TEXTE FOURNI:

Citant l’acte final des Conventions, le représentant a jugé que ces paroles sont toujours d’actualité. Néanmoins, a-t-il concédé, les conflits continuent d’être une réalité et le Conseil de sécurité est toujours contraint d’attirer l’attention sur le respect du droit international humanitaire. Aujourd’hui, a constaté le délégué, les conflits armés se font de plus en plus souvent suite à l’effondrement des institutions étatiques, après le renversement du gouvernement légitime par des forces soutenues de l’extérieur. Dans ces conditions, de nombreux États sont tentés de dissimuler les crimes d’autres pays, a-t-il déploré, profitant de l’occasion pour répondre à son homologue américain. « Comme notre État a été mentionné nommément, il semble que vous ayez des informations peu fiables », a-t-il lancé, réfutant notamment l’existence d’un conflit armé sur le territoire de la Crimée. La situation en Syrie n’est pas un thème de discussion non plus, a-t-il argué, renvoyant au respect du droit international humanitaire « au-delà de l’Euphrate ». « Il est peut-être temps de se pencher sur cette question », a-t-il indiqué. En conclusion, le représentant a plaidé pour qu’en plus des mesures pour le soutien à la paix et à la sécurité, le Conseil se penche sur les mesures permettant de limiter l’intensité des conflits et de les humaniser.
M. DIAN TRIANSYAH DJANI (Indonésie) a appelé la communauté internationale à garantir la mise en œuvre effective du droit international humanitaire. Pour ce faire, le Conseil de sécurité doit, selon lui, s’ériger en partenaire de l’intégralité des parties à un conflit. Cela suppose notamment, a-t-il ajouté, que le Conseil présente un front uni. Dans ce cadre, le représentant a jugé primordial que les résolutions du Conseil, y compris les mesures de sanctions, telles que les embargos sur les armes, soient respectées par tous les États Membres. M. Djani a également appelé les acteurs extérieurs à un conflit à faire preuve de retenue afin de ne pas envenimer la situation.
Par ailleurs, le représentant a appelé la communauté internationale à renforcer la capacité des pays en conflit à protéger leur population et respecter le droit international humanitaire. La coopération Sud-Sud et triangulaire avec les pays en situation de post-conflit doit également faciliter l’échange de pratiques optimales en matière humanitaire, a-t-il dit.
M. GUSTAVO MEZA-CUADRA (Pérou) a déclaré que le droit international humanitaire représente une norme minimale de dignité, et que les Conventions de Genève de 1949 et leurs protocoles additionnels représentent les pierres angulaires de la protection des victimes des conflits, en particulier des civils. Ces conventions représentent aussi un outil fondamental pour le travail du Conseil de sécurité visant à promouvoir la paix et la sécurité internationales. Il a regretté que les discours au sein du Conseil de sécurité contrastent souvent avec la réalité sur le terrain. « Nous pensons que la bonne mise en œuvre du droit international humanitaire va au-delà de l’application des mesures de protection et concerne aussi les moyens de renforcer l’état de droit et la lutte contre l’impunité. Il a ensuite fait savoir que le Pérou avait créé une commission nationale d’étude du droit international humanitaire pour mieux diffuser ce droit.

DONNÉES RÉPERTORIÉES:
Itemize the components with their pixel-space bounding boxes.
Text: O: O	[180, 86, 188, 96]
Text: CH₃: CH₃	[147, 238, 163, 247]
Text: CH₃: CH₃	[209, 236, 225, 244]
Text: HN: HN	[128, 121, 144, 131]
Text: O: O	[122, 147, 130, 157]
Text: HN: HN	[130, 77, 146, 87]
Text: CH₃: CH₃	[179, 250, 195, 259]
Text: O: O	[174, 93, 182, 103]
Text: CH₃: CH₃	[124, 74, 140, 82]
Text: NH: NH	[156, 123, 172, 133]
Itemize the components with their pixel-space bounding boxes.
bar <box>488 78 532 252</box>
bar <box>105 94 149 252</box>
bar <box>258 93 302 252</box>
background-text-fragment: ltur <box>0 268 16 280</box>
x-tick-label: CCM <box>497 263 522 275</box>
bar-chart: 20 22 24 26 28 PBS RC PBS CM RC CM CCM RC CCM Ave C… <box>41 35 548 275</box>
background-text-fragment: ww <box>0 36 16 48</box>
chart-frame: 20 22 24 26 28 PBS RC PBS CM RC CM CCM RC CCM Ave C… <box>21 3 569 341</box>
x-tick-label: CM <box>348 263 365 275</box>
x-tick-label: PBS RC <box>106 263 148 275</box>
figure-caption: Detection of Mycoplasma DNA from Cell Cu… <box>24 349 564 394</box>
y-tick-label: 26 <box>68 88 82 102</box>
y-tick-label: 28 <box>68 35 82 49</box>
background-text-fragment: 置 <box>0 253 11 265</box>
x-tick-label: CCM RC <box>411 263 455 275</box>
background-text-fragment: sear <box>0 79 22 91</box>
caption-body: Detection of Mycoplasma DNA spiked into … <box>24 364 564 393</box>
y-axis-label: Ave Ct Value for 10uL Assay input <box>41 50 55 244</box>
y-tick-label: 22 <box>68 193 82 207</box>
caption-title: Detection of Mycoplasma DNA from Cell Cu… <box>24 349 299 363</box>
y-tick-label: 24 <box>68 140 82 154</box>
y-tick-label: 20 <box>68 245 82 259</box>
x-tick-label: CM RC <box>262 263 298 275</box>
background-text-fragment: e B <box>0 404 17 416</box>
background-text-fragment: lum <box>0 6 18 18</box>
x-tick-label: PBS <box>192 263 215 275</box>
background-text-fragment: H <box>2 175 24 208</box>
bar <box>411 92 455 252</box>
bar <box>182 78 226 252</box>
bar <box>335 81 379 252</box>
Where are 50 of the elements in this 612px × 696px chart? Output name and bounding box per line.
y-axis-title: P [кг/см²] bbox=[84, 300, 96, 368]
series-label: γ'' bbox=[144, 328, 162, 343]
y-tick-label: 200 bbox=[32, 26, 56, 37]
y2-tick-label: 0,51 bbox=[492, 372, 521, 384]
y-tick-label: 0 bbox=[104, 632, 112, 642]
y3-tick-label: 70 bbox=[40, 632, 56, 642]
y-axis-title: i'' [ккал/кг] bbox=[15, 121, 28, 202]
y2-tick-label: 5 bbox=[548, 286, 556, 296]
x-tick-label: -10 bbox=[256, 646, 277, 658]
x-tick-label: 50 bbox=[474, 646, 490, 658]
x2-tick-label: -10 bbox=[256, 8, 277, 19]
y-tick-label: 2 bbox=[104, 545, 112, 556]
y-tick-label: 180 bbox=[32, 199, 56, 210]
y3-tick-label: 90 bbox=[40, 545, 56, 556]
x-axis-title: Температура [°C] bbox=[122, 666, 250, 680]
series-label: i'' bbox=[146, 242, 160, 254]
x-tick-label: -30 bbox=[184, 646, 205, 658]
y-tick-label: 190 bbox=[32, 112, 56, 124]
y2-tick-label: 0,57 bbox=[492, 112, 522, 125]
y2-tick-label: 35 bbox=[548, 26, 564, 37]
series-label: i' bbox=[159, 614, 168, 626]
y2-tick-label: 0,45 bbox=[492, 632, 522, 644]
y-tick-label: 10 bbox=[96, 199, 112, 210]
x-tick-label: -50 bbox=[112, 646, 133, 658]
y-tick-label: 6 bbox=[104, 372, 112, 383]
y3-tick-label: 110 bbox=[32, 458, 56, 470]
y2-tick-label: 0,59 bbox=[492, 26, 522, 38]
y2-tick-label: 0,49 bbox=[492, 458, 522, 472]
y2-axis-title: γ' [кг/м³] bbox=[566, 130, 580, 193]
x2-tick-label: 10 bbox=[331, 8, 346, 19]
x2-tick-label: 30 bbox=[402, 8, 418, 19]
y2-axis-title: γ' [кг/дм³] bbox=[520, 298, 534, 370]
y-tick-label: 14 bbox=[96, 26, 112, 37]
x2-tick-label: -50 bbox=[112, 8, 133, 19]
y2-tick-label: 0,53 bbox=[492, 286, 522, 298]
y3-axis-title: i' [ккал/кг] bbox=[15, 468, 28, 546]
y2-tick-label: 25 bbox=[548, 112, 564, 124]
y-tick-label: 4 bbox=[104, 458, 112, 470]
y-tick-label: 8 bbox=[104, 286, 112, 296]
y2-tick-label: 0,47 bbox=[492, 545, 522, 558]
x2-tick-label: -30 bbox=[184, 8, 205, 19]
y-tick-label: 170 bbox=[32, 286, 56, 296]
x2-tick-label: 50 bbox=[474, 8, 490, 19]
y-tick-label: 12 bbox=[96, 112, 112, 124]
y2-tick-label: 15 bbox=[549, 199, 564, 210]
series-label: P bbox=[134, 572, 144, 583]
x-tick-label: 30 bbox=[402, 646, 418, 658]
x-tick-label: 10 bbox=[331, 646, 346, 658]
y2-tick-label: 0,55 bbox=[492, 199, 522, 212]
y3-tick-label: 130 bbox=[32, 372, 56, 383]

CONSIGNES:
[a] D'après le texte fourni, qu'a créé le Pérou pour mieux diffuser le droit international humanitaire ?
[b] Veuillez reproduire mot pour mot le passage du texte fourni, de « M. DIAN TRIANSYAH » à « envenimer la situation. ».
Ces données proviennent d'une autre source.

RÉPONSES:
[a] Une commission nationale d'étude du droit international humanitaire.

[b]
M. DIAN TRIANSYAH DJANI (Indonésie) a appelé la communauté internationale à garantir la mise en œuvre effective du droit international humanitaire. Pour ce faire, le Conseil de sécurité doit, selon lui, s’ériger en partenaire de l’intégralité des parties à un conflit. Cela suppose notamment, a-t-il ajouté, que le Conseil présente un front uni. Dans ce cadre, le représentant a jugé primordial que les résolutions du Conseil, y compris les mesures de sanctions, telles que les embargos sur les armes, soient respectées par tous les États Membres. M. Djani a également appelé les acteurs extérieurs à un conflit à faire preuve de retenue afin de ne pas envenimer la situation.